::: Raw records

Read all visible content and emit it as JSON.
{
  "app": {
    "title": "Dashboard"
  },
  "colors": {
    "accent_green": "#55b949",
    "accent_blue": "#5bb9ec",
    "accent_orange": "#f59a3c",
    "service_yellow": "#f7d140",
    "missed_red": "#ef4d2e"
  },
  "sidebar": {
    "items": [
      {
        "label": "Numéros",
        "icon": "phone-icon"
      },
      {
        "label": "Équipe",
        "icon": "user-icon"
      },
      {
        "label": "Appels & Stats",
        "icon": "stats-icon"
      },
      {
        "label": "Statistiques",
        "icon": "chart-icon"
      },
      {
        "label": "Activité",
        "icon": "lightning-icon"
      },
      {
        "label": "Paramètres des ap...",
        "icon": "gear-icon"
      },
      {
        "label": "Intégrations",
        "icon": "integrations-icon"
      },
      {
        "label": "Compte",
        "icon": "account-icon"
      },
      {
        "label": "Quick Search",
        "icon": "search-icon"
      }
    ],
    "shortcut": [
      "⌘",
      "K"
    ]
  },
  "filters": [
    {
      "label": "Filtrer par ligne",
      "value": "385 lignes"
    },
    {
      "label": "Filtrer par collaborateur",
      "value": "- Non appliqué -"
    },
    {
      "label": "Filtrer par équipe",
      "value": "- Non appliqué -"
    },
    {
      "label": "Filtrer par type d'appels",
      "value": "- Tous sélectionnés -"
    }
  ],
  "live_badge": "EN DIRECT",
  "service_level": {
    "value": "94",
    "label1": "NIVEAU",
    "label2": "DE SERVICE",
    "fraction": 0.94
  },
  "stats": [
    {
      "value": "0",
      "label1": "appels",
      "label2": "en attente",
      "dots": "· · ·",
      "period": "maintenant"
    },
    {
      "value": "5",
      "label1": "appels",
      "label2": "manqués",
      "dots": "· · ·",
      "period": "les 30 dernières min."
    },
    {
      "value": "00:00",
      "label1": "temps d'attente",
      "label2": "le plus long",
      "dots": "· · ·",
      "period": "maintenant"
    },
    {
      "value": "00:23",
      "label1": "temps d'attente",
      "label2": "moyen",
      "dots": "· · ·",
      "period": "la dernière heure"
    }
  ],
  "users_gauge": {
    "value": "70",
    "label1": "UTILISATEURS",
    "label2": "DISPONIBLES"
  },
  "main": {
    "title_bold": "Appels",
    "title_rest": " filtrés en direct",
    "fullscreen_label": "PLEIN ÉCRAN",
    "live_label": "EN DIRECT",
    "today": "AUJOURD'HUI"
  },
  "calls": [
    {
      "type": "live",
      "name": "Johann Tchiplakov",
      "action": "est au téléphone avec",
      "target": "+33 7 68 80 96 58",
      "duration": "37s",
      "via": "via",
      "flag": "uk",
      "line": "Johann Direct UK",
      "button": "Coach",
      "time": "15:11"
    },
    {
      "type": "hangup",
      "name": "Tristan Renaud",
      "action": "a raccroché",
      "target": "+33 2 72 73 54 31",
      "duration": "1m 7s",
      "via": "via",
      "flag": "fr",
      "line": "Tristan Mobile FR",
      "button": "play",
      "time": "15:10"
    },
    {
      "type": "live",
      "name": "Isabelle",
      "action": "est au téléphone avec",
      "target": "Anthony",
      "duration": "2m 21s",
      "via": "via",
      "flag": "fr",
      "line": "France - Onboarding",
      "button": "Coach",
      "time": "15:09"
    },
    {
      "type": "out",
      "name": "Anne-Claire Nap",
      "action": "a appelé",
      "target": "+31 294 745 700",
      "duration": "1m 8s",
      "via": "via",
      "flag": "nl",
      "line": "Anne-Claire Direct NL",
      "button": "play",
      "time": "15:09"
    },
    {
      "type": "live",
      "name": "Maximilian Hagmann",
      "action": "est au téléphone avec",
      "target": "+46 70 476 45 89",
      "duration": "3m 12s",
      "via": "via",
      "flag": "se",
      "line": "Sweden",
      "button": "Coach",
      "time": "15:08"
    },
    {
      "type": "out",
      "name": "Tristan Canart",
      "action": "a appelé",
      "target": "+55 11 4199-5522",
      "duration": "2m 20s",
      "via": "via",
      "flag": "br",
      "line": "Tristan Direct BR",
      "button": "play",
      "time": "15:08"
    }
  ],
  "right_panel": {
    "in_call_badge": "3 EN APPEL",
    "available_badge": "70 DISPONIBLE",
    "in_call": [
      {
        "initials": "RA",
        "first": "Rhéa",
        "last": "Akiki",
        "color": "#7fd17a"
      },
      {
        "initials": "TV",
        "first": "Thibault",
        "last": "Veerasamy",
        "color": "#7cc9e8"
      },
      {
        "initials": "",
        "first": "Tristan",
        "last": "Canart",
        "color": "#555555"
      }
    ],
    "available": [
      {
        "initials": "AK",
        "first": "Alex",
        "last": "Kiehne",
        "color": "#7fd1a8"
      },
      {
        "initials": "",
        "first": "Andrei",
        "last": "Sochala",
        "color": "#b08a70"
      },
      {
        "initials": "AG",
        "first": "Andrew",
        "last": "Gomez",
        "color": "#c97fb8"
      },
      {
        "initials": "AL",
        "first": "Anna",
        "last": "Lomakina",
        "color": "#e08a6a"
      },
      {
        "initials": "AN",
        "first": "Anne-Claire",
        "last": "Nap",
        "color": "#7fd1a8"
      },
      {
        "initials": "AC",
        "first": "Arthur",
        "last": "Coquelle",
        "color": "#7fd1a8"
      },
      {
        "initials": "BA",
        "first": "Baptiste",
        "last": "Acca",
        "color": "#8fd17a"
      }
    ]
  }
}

::::::

**Task to carry out**
Extract each line of the listing above, copying it word for word.

**Response to this exercise**
Read all visible content and emit it as JSON.
{
  "app": {
    "title": "Dashboard"
  },
  "colors": {
    "accent_green": "#55b949",
    "accent_blue": "#5bb9ec",
    "accent_orange": "#f59a3c",
    "service_yellow": "#f7d140",
    "missed_red": "#ef4d2e"
  },
  "sidebar": {
    "items": [
      {
        "label": "Numéros",
        "icon": "phone-icon"
      },
      {
        "label": "Équipe",
        "icon": "user-icon"
      },
      {
        "label": "Appels & Stats",
        "icon": "stats-icon"
      },
      {
        "label": "Statistiques",
        "icon": "chart-icon"
      },
      {
        "label": "Activité",
        "icon": "lightning-icon"
      },
      {
        "label": "Paramètres des ap...",
        "icon": "gear-icon"
      },
      {
        "label": "Intégrations",
        "icon": "integrations-icon"
      },
      {
        "label": "Compte",
        "icon": "account-icon"
      },
      {
        "label": "Quick Search",
        "icon": "search-icon"
      }
    ],
    "shortcut": [
      "⌘",
      "K"
    ]
  },
  "filters": [
    {
      "label": "Filtrer par ligne",
      "value": "385 lignes"
    },
    {
      "label": "Filtrer par collaborateur",
      "value": "- Non appliqué -"
    },
    {
      "label": "Filtrer par équipe",
      "value": "- Non appliqué -"
    },
    {
      "label": "Filtrer par type d'appels",
      "value": "- Tous sélectionnés -"
    }
  ],
  "live_badge": "EN DIRECT",
  "service_level": {
    "value": "94",
    "label1": "NIVEAU",
    "label2": "DE SERVICE",
    "fraction": 0.94
  },
  "stats": [
    {
      "value": "0",
      "label1": "appels",
      "label2": "en attente",
      "dots": "· · ·",
      "period": "maintenant"
    },
    {
      "value": "5",
      "label1": "appels",
      "label2": "manqués",
      "dots": "· · ·",
      "period": "les 30 dernières min."
    },
    {
      "value": "00:00",
      "label1": "temps d'attente",
      "label2": "le plus long",
      "dots": "· · ·",
      "period": "maintenant"
    },
    {
      "value": "00:23",
      "label1": "temps d'attente",
      "label2": "moyen",
      "dots": "· · ·",
      "period": "la dernière heure"
    }
  ],
  "users_gauge": {
    "value": "70",
    "label1": "UTILISATEURS",
    "label2": "DISPONIBLES"
  },
  "main": {
    "title_bold": "Appels",
    "title_rest": " filtrés en direct",
    "fullscreen_label": "PLEIN ÉCRAN",
    "live_label": "EN DIRECT",
    "today": "AUJOURD'HUI"
  },
  "calls": [
    {
      "type": "live",
      "name": "Johann Tchiplakov",
      "action": "est au téléphone avec",
      "target": "+33 7 68 80 96 58",
      "duration": "37s",
      "via": "via",
      "flag": "uk",
      "line": "Johann Direct UK",
      "button": "Coach",
      "time": "15:11"
    },
    {
      "type": "hangup",
      "name": "Tristan Renaud",
      "action": "a raccroché",
      "target": "+33 2 72 73 54 31",
      "duration": "1m 7s",
      "via": "via",
      "flag": "fr",
      "line": "Tristan Mobile FR",
      "button": "play",
      "time": "15:10"
    },
    {
      "type": "live",
      "name": "Isabelle",
      "action": "est au téléphone avec",
      "target": "Anthony",
      "duration": "2m 21s",
      "via": "via",
      "flag": "fr",
      "line": "France - Onboarding",
      "button": "Coach",
      "time": "15:09"
    },
    {
      "type": "out",
      "name": "Anne-Claire Nap",
      "action": "a appelé",
      "target": "+31 294 745 700",
      "duration": "1m 8s",
      "via": "via",
      "flag": "nl",
      "line": "Anne-Claire Direct NL",
      "button": "play",
      "time": "15:09"
    },
    {
      "type": "live",
      "name": "Maximilian Hagmann",
      "action": "est au téléphone avec",
      "target": "+46 70 476 45 89",
      "duration": "3m 12s",
      "via": "via",
      "flag": "se",
      "line": "Sweden",
      "button": "Coach",
      "time": "15:08"
    },
    {
      "type": "out",
      "name": "Tristan Canart",
      "action": "a appelé",
      "target": "+55 11 4199-5522",
      "duration": "2m 20s",
      "via": "via",
      "flag": "br",
      "line": "Tristan Direct BR",
      "button": "play",
      "time": "15:08"
    }
  ],
  "right_panel": {
    "in_call_badge": "3 EN APPEL",
    "available_badge": "70 DISPONIBLE",
    "in_call": [
      {
        "initials": "RA",
        "first": "Rhéa",
        "last": "Akiki",
        "color": "#7fd17a"
      },
      {
        "initials": "TV",
        "first": "Thibault",
        "last": "Veerasamy",
        "color": "#7cc9e8"
      },
      {
        "initials": "",
        "first": "Tristan",
        "last": "Canart",
        "color": "#555555"
      }
    ],
    "available": [
      {
        "initials": "AK",
        "first": "Alex",
        "last": "Kiehne",
        "color": "#7fd1a8"
      },
      {
        "initials": "",
        "first": "Andrei",
        "last": "Sochala",
        "color": "#b08a70"
      },
      {
        "initials": "AG",
        "first": "Andrew",
        "last": "Gomez",
        "color": "#c97fb8"
      },
      {
        "initials": "AL",
        "first": "Anna",
        "last": "Lomakina",
        "color": "#e08a6a"
      },
      {
        "initials": "AN",
        "first": "Anne-Claire",
        "last": "Nap",
        "color": "#7fd1a8"
      },
      {
        "initials": "AC",
        "first": "Arthur",
        "last": "Coquelle",
        "color": "#7fd1a8"
      },
      {
        "initials": "BA",
        "first": "Baptiste",
        "last": "Acca",
        "color": "#8fd17a"
      }
    ]
  }
}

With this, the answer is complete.